What is expected: Please output each line of the data exactly as it appears.

-.-.-

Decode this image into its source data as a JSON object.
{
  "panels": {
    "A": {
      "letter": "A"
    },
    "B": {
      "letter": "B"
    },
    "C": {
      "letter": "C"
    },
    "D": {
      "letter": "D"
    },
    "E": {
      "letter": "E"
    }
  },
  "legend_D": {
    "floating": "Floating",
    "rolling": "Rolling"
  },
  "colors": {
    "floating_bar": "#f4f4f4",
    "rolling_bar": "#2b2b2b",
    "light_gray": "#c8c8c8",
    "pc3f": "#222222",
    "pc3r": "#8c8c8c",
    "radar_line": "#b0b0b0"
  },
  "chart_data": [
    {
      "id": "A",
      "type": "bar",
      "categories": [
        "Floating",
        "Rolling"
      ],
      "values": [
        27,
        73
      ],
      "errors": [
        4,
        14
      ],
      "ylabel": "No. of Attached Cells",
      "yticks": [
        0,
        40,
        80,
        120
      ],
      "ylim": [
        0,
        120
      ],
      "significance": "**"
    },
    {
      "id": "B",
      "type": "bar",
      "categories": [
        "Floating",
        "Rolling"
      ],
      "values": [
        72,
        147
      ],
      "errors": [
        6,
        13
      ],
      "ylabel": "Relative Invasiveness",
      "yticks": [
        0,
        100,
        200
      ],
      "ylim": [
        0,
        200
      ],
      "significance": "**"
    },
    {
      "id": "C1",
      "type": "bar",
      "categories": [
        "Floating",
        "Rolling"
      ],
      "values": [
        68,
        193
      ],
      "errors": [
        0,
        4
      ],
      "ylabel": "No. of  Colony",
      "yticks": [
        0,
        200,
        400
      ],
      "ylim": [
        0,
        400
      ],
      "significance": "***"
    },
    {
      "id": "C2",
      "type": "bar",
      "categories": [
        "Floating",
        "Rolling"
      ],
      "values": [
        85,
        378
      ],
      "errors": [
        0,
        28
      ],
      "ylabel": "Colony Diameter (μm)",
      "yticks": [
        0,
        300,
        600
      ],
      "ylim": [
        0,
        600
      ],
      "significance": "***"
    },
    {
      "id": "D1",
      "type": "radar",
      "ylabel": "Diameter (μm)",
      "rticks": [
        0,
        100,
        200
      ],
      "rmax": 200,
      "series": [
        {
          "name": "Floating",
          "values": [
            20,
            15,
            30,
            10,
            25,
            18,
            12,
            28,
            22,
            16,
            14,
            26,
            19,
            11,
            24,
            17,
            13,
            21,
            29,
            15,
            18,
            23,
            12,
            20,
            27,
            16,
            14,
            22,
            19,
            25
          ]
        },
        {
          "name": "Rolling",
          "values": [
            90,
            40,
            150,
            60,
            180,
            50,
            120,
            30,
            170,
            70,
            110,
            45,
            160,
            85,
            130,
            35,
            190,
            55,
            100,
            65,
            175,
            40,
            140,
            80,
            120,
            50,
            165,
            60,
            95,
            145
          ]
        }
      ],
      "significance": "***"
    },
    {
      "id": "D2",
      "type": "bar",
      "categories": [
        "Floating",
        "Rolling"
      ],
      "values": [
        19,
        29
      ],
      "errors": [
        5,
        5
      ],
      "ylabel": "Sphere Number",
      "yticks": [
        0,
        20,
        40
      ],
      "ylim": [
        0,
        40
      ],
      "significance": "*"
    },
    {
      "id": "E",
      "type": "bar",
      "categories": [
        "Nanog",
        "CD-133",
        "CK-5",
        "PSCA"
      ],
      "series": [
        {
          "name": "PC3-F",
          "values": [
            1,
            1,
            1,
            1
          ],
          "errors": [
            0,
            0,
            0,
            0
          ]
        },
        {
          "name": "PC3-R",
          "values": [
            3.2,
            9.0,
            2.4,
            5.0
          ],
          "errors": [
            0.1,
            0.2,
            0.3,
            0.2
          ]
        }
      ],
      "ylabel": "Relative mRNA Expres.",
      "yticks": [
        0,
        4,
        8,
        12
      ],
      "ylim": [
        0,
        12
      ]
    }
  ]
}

-.-.-

Exercise solution:
Decode this image into its source data as a JSON object.
{
  "panels": {
    "A": {
      "letter": "A"
    },
    "B": {
      "letter": "B"
    },
    "C": {
      "letter": "C"
    },
    "D": {
      "letter": "D"
    },
    "E": {
      "letter": "E"
    }
  },
  "legend_D": {
    "floating": "Floating",
    "rolling": "Rolling"
  },
  "colors": {
    "floating_bar": "#f4f4f4",
    "rolling_bar": "#2b2b2b",
    "light_gray": "#c8c8c8",
    "pc3f": "#222222",
    "pc3r": "#8c8c8c",
    "radar_line": "#b0b0b0"
  },
  "chart_data": [
    {
      "id": "A",
      "type": "bar",
      "categories": [
        "Floating",
        "Rolling"
      ],
      "values": [
        27,
        73
      ],
      "errors": [
        4,
        14
      ],
      "ylabel": "No. of Attached Cells",
      "yticks": [
        0,
        40,
        80,
        120
      ],
      "ylim": [
        0,
        120
      ],
      "significance": "**"
    },
    {
      "id": "B",
      "type": "bar",
      "categories": [
        "Floating",
        "Rolling"
      ],
      "values": [
        72,
        147
      ],
      "errors": [
        6,
        13
      ],
      "ylabel": "Relative Invasiveness",
      "yticks": [
        0,
        100,
        200
      ],
      "ylim": [
        0,
        200
      ],
      "significance": "**"
    },
    {
      "id": "C1",
      "type": "bar",
      "categories": [
        "Floating",
        "Rolling"
      ],
      "values": [
        68,
        193
      ],
      "errors": [
        0,
        4
      ],
      "ylabel": "No. of  Colony",
      "yticks": [
        0,
        200,
        400
      ],
      "ylim": [
        0,
        400
      ],
      "significance": "***"
    },
    {
      "id": "C2",
      "type": "bar",
      "categories": [
        "Floating",
        "Rolling"
      ],
      "values": [
        85,
        378
      ],
      "errors": [
        0,
        28
      ],
      "ylabel": "Colony Diameter (μm)",
      "yticks": [
        0,
        300,
        600
      ],
      "ylim": [
        0,
        600
      ],
      "significance": "***"
    },
    {
      "id": "D1",
      "type": "radar",
      "ylabel": "Diameter (μm)",
      "rticks": [
        0,
        100,
        200
      ],
      "rmax": 200,
      "series": [
        {
          "name": "Floating",
          "values": [
            20,
            15,
            30,
            10,
            25,
            18,
            12,
            28,
            22,
            16,
            14,
            26,
            19,
            11,
            24,
            17,
            13,
            21,
            29,
            15,
            18,
            23,
            12,
            20,
            27,
            16,
            14,
            22,
            19,
            25
          ]
        },
        {
          "name": "Rolling",
          "values": [
            90,
            40,
            150,
            60,
            180,
            50,
            120,
            30,
            170,
            70,
            110,
            45,
            160,
            85,
            130,
            35,
            190,
            55,
            100,
            65,
            175,
            40,
            140,
            80,
            120,
            50,
            165,
            60,
            95,
            145
          ]
        }
      ],
      "significance": "***"
    },
    {
      "id": "D2",
      "type": "bar",
      "categories": [
        "Floating",
        "Rolling"
      ],
      "values": [
        19,
        29
      ],
      "errors": [
        5,
        5
      ],
      "ylabel": "Sphere Number",
      "yticks": [
        0,
        20,
        40
      ],
      "ylim": [
        0,
        40
      ],
      "significance": "*"
    },
    {
      "id": "E",
      "type": "bar",
      "categories": [
        "Nanog",
        "CD-133",
        "CK-5",
        "PSCA"
      ],
      "series": [
        {
          "name": "PC3-F",
          "values": [
            1,
            1,
            1,
            1
          ],
          "errors": [
            0,
            0,
            0,
            0
          ]
        },
        {
          "name": "PC3-R",
          "values": [
            3.2,
            9.0,
            2.4,
            5.0
          ],
          "errors": [
            0.1,
            0.2,
            0.3,
            0.2
          ]
        }
      ],
      "ylabel": "Relative mRNA Expres.",
      "yticks": [
        0,
        4,
        8,
        12
      ],
      "ylim": [
        0,
        12
      ]
    }
  ]
}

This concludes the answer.